Description of the task:
Gather all lines with "enchilada" from the records.

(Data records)
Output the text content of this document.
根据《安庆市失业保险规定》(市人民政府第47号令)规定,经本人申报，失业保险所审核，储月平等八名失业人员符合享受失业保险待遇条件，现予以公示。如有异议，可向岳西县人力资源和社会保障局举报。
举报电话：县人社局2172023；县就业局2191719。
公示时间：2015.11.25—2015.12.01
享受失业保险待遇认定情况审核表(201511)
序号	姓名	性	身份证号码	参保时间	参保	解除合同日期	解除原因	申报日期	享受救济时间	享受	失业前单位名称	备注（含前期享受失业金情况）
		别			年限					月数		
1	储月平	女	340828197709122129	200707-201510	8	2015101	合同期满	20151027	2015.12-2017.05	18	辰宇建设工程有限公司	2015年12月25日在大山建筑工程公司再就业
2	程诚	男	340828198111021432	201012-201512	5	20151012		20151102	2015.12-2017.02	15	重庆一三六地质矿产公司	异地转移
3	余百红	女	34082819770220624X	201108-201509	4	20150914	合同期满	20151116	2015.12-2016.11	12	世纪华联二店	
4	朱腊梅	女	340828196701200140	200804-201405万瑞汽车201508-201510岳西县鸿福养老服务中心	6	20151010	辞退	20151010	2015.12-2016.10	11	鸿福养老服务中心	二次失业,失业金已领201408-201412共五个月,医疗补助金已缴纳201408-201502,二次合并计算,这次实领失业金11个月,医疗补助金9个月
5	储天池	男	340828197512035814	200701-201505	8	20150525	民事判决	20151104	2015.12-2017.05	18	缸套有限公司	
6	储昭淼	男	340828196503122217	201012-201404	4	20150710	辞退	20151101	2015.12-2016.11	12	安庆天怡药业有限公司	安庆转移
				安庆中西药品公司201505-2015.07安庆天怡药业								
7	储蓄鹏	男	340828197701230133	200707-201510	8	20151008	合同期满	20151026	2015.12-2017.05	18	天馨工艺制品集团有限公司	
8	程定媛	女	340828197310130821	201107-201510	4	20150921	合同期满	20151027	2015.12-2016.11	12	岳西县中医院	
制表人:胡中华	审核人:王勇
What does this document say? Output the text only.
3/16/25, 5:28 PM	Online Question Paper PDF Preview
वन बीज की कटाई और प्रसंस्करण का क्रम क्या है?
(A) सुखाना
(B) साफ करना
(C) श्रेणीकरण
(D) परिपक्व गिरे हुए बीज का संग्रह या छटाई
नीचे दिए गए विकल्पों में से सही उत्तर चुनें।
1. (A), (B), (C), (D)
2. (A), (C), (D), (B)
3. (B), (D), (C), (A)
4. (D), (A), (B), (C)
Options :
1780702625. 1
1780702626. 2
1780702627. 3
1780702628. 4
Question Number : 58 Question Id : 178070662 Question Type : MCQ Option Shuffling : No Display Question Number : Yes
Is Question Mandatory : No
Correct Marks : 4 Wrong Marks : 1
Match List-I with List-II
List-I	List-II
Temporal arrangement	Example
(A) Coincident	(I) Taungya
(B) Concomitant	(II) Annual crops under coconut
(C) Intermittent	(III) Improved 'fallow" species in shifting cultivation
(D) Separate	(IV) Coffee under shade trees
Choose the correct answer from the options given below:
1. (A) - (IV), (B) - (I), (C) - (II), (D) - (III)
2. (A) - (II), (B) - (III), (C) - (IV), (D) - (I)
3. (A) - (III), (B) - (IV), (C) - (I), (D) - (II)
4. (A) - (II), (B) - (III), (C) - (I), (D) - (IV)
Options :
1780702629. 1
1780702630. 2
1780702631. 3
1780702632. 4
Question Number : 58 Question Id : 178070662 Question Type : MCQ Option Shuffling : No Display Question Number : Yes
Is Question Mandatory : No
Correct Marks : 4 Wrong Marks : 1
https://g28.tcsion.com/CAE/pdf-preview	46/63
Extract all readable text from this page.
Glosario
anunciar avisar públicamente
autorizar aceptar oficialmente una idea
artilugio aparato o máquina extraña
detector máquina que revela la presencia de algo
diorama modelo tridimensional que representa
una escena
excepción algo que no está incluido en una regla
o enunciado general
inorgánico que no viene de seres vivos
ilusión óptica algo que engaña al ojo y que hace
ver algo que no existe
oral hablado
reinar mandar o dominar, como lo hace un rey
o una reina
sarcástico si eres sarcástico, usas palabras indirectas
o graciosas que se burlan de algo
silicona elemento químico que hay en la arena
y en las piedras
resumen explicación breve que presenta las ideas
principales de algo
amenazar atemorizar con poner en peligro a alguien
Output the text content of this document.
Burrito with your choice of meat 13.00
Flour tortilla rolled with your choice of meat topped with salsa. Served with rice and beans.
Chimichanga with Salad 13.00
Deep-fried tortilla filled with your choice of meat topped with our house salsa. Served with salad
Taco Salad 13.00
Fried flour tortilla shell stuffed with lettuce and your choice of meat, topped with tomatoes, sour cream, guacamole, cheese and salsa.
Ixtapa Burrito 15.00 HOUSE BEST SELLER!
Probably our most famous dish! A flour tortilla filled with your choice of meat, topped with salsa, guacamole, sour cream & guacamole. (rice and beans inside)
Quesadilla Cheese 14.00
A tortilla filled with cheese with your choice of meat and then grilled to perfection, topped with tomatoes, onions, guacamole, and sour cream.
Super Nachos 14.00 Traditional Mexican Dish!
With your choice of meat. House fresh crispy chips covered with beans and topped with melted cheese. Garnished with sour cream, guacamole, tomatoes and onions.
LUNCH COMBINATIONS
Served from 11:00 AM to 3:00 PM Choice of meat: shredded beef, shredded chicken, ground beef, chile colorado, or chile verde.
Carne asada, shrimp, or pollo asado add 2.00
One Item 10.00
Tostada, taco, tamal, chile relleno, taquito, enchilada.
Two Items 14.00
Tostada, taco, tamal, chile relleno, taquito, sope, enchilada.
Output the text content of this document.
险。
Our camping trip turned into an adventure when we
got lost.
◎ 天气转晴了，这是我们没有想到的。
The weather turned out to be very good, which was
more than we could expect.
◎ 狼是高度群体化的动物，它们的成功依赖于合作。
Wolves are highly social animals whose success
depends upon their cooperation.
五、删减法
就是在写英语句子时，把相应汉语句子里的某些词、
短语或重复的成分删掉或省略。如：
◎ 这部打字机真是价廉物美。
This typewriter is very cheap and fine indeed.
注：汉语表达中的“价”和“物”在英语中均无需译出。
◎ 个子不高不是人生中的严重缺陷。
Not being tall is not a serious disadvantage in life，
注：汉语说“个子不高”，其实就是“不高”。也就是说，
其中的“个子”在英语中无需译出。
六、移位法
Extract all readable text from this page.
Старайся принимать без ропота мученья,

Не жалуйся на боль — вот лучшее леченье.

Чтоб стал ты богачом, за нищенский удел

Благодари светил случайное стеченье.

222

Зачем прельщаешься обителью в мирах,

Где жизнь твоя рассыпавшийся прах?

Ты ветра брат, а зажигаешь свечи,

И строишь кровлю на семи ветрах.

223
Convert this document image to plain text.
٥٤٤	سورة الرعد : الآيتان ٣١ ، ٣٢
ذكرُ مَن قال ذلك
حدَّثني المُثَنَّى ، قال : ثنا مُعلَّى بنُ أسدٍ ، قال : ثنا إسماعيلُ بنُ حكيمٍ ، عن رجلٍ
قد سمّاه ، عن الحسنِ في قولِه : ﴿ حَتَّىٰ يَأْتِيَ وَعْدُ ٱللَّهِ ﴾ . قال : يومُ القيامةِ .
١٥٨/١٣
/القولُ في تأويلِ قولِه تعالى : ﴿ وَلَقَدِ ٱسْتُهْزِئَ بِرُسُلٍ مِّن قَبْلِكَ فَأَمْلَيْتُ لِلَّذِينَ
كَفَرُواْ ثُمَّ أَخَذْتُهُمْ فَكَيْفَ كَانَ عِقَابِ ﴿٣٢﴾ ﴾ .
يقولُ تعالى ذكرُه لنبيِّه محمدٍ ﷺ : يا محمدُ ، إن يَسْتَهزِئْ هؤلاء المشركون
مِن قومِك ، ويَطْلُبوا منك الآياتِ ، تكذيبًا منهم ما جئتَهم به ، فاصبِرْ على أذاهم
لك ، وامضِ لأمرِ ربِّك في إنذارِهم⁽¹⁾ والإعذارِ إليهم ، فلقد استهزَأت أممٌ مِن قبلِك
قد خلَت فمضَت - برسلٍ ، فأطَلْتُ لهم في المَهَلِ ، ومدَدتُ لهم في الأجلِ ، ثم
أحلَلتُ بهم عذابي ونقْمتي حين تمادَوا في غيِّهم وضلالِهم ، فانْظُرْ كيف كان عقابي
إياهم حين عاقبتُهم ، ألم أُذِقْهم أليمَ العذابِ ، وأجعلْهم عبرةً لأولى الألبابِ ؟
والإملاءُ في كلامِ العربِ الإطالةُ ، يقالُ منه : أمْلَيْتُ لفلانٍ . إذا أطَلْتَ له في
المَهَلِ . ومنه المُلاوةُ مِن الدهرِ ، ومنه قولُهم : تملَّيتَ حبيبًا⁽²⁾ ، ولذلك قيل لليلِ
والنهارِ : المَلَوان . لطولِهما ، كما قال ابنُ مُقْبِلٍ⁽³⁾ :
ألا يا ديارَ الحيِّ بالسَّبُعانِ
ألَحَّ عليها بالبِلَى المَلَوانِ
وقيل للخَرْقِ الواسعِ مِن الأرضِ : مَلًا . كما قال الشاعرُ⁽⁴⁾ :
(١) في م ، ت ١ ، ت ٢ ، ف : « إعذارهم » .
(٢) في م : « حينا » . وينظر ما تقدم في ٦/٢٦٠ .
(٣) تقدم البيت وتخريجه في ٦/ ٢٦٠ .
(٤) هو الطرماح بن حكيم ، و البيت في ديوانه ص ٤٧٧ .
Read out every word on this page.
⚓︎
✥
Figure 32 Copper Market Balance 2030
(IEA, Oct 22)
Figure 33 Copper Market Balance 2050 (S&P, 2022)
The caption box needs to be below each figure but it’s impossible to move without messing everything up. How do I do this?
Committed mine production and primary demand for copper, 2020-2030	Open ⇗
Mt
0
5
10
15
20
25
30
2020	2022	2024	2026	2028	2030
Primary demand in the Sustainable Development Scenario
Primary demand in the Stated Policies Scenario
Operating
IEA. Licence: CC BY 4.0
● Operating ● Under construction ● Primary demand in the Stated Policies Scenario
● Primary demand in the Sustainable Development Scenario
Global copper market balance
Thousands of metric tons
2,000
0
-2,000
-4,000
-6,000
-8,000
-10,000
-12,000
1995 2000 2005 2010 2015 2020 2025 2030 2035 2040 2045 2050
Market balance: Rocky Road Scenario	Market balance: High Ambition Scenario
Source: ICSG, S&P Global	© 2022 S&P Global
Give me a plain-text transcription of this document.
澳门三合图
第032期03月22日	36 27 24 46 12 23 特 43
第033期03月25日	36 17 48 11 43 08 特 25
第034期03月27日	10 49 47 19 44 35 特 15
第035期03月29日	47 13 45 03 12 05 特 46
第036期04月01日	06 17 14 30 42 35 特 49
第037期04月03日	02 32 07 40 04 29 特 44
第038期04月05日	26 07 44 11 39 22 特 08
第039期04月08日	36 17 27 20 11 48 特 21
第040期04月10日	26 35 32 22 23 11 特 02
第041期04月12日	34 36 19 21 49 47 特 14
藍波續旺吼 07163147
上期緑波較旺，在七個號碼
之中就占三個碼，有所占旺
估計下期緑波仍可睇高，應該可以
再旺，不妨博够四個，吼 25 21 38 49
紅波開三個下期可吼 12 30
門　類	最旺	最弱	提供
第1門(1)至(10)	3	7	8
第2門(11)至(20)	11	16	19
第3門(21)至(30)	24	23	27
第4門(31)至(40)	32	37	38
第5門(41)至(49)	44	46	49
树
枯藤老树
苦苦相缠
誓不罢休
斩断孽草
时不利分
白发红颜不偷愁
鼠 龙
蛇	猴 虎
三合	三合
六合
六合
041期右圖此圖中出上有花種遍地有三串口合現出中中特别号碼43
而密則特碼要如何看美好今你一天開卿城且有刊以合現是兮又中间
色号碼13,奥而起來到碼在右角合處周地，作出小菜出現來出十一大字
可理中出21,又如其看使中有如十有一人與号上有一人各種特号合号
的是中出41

Exercise solution:
Tostada, taco, tamal, chile relleno, taquito, enchilada.
Tostada, taco, tamal, chile relleno, taquito, sope, enchilada.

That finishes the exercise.